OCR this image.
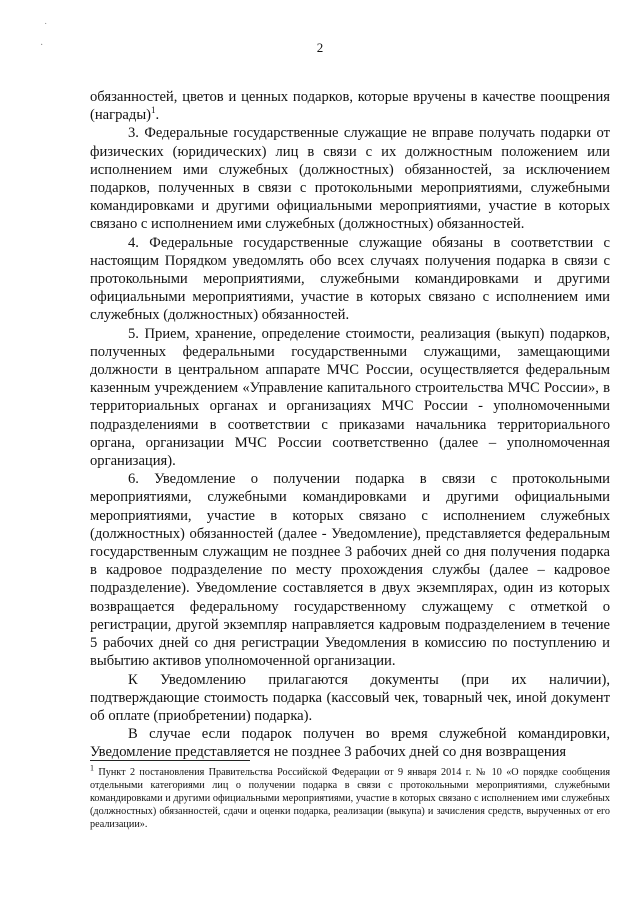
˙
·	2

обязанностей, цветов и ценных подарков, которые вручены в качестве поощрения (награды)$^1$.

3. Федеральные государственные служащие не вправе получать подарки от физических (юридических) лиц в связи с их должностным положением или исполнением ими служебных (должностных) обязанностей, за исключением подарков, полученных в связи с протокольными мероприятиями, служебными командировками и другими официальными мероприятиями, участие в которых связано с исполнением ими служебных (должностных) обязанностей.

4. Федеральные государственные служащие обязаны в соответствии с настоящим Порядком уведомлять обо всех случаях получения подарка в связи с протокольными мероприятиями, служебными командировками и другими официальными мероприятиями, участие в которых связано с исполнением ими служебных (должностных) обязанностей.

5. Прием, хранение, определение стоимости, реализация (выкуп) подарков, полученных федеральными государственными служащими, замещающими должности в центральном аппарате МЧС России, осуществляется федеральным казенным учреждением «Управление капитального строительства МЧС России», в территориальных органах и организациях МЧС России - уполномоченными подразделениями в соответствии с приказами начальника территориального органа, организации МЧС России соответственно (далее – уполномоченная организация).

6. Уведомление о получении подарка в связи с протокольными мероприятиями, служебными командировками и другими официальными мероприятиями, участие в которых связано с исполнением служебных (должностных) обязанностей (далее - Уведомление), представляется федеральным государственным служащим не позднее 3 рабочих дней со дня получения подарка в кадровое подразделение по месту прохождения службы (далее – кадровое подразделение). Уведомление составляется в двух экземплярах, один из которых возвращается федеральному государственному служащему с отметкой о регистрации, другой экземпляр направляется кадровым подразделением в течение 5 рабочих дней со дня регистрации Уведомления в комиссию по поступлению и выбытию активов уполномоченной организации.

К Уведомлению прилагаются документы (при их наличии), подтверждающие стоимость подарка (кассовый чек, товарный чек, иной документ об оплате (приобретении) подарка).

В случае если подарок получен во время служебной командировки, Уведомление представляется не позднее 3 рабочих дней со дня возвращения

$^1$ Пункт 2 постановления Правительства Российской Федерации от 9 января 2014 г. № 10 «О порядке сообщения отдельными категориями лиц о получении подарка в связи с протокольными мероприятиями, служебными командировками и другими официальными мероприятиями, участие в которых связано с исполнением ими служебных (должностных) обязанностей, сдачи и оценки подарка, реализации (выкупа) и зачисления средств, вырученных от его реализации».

*SET PROBLEM:* Of all the lines in the listing above, how many contain the word "полученных"? Answer with the number alone.

*ANSWER TO THE EXERCISE:* 2